_GOAL_: Only the number is wanted: how many lines hold the word "content"?
### DATASET EXCERPTS ###
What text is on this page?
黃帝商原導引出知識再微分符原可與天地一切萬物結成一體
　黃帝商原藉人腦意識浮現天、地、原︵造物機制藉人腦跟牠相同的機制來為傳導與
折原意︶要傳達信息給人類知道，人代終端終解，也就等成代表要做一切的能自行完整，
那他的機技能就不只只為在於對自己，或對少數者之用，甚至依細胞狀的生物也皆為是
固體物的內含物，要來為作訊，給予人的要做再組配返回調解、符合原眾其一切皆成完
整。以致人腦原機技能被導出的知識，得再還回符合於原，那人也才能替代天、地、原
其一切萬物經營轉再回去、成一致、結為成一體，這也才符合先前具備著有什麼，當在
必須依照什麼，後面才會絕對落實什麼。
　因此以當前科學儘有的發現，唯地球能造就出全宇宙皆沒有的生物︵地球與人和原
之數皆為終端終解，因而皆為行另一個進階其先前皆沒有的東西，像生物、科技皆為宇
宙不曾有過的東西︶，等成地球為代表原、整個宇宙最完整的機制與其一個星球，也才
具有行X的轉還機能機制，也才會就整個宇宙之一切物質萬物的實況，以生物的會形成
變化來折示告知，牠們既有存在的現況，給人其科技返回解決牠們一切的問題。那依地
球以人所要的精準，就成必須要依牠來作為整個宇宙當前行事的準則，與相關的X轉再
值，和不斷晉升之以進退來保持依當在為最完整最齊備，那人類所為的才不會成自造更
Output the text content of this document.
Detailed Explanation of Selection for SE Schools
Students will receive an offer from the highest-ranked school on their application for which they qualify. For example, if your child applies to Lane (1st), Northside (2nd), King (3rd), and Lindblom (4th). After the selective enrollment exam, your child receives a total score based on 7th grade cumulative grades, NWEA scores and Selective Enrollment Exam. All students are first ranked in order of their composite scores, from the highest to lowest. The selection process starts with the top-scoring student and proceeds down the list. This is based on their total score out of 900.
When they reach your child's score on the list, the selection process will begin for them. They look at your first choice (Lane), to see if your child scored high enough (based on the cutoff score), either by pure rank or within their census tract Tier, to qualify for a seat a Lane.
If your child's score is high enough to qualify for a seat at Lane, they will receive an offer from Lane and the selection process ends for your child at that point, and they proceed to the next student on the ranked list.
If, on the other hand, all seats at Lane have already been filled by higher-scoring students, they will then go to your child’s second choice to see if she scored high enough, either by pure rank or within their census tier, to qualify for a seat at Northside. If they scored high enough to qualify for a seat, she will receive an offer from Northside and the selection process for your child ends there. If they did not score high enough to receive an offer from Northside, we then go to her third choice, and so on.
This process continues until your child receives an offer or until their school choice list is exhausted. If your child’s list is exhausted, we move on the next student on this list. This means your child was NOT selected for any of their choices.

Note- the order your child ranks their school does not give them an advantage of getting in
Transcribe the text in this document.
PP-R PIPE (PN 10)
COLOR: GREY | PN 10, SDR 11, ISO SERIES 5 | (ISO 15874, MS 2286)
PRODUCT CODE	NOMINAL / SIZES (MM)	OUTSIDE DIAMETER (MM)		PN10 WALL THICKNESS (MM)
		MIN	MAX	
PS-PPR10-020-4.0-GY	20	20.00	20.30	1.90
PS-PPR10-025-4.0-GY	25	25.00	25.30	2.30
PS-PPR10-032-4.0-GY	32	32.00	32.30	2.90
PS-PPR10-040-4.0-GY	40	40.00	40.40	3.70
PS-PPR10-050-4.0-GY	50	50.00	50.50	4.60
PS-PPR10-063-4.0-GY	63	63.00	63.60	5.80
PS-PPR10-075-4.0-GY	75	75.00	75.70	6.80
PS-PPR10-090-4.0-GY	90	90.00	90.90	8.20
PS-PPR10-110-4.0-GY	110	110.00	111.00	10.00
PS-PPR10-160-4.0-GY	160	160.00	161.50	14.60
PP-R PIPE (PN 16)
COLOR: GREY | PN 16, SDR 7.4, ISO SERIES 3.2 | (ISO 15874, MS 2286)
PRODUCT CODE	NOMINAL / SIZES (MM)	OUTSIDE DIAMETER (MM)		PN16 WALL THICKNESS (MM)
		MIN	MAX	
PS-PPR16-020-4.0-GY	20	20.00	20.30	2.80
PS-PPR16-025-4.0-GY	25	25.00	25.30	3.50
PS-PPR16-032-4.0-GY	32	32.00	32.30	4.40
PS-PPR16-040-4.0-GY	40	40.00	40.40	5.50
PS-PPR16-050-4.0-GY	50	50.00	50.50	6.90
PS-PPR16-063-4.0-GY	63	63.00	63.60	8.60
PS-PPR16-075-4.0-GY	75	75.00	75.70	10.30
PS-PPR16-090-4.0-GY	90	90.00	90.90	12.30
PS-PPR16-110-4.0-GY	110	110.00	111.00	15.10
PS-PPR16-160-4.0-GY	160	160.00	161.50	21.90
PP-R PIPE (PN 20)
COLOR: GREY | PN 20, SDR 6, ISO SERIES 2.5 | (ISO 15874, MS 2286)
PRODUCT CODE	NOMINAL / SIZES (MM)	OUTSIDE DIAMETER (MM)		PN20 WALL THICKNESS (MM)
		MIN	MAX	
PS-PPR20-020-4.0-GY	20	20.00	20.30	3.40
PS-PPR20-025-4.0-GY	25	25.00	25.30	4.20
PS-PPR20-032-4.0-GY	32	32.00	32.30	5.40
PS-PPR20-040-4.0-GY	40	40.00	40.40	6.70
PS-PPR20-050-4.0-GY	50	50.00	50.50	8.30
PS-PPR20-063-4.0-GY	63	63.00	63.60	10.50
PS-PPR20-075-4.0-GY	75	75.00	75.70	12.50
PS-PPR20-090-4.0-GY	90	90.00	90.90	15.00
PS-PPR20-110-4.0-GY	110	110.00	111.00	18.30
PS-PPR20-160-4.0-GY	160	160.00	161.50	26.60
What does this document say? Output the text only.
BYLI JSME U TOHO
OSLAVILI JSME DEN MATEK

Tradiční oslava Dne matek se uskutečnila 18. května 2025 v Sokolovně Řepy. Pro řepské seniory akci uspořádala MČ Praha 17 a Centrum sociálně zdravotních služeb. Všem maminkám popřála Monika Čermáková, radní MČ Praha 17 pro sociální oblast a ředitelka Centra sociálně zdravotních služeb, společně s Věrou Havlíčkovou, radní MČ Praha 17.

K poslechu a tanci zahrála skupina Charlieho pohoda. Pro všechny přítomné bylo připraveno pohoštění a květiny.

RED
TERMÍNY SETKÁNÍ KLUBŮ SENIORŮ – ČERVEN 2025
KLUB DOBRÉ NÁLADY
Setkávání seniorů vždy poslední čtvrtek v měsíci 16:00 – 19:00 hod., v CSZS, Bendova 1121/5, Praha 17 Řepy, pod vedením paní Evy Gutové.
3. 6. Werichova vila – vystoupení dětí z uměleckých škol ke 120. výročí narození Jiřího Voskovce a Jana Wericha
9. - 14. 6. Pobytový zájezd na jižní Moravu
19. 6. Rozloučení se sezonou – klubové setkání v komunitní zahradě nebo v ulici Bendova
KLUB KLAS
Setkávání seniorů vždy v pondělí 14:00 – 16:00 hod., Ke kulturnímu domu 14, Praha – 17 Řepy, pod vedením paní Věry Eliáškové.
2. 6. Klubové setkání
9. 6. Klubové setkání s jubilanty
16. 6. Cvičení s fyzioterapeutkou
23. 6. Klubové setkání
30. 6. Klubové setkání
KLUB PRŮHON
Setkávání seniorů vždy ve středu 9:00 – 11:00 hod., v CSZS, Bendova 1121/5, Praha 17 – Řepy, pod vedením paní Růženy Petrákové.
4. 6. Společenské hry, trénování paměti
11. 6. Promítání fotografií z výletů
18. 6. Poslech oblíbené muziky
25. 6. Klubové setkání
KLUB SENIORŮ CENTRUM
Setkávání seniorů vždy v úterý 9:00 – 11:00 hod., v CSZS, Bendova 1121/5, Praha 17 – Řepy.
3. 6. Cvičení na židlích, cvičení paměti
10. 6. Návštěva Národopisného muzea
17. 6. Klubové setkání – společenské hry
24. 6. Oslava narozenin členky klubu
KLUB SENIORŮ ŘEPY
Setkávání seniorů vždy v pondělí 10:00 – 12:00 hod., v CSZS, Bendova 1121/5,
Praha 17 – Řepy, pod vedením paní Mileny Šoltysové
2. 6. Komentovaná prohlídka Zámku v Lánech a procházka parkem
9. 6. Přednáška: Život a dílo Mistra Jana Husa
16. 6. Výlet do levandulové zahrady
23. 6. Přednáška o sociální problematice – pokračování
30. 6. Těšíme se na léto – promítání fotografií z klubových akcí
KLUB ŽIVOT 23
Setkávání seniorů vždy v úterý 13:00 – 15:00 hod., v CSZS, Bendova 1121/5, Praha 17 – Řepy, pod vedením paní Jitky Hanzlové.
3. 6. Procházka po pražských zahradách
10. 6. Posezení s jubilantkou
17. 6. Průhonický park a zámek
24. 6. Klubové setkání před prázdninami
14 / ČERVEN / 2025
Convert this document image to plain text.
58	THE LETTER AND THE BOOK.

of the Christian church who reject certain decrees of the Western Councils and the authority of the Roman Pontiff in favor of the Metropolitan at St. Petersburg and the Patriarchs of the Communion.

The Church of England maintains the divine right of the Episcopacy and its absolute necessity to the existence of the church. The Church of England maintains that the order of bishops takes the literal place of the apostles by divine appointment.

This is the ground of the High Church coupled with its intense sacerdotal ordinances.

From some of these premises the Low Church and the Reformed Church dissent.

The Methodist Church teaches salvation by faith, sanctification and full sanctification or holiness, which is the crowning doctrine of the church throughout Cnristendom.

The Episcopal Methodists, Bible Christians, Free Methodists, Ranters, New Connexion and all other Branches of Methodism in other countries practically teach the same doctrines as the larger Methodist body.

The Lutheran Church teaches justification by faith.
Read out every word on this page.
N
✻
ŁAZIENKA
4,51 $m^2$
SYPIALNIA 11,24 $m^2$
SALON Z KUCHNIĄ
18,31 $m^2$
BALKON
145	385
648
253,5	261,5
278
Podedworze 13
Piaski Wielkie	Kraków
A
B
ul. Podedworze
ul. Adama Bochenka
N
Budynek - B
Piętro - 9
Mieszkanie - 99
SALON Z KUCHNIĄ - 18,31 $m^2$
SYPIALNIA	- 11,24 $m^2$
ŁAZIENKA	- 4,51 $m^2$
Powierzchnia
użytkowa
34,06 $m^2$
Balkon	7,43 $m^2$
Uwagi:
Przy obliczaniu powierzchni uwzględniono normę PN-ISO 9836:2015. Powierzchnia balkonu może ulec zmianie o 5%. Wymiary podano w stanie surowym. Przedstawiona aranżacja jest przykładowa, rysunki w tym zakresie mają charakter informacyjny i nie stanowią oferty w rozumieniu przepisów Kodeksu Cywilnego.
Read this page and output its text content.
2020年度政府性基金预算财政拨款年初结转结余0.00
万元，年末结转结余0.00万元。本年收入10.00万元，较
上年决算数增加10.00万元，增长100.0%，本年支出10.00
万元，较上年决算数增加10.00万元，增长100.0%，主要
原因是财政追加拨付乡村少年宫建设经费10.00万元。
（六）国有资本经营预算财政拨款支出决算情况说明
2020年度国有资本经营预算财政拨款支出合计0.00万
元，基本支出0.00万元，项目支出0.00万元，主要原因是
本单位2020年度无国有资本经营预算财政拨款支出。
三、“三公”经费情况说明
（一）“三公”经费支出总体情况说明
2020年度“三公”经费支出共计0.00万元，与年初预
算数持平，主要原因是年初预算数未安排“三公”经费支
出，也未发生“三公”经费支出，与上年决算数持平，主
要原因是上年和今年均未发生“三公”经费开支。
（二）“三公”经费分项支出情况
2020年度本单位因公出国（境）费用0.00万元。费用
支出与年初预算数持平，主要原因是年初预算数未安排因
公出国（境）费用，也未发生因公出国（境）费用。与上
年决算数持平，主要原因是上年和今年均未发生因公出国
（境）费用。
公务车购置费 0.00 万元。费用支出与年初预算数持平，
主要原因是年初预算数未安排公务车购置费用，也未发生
###
_OUTPUT OF THE TASK_: 2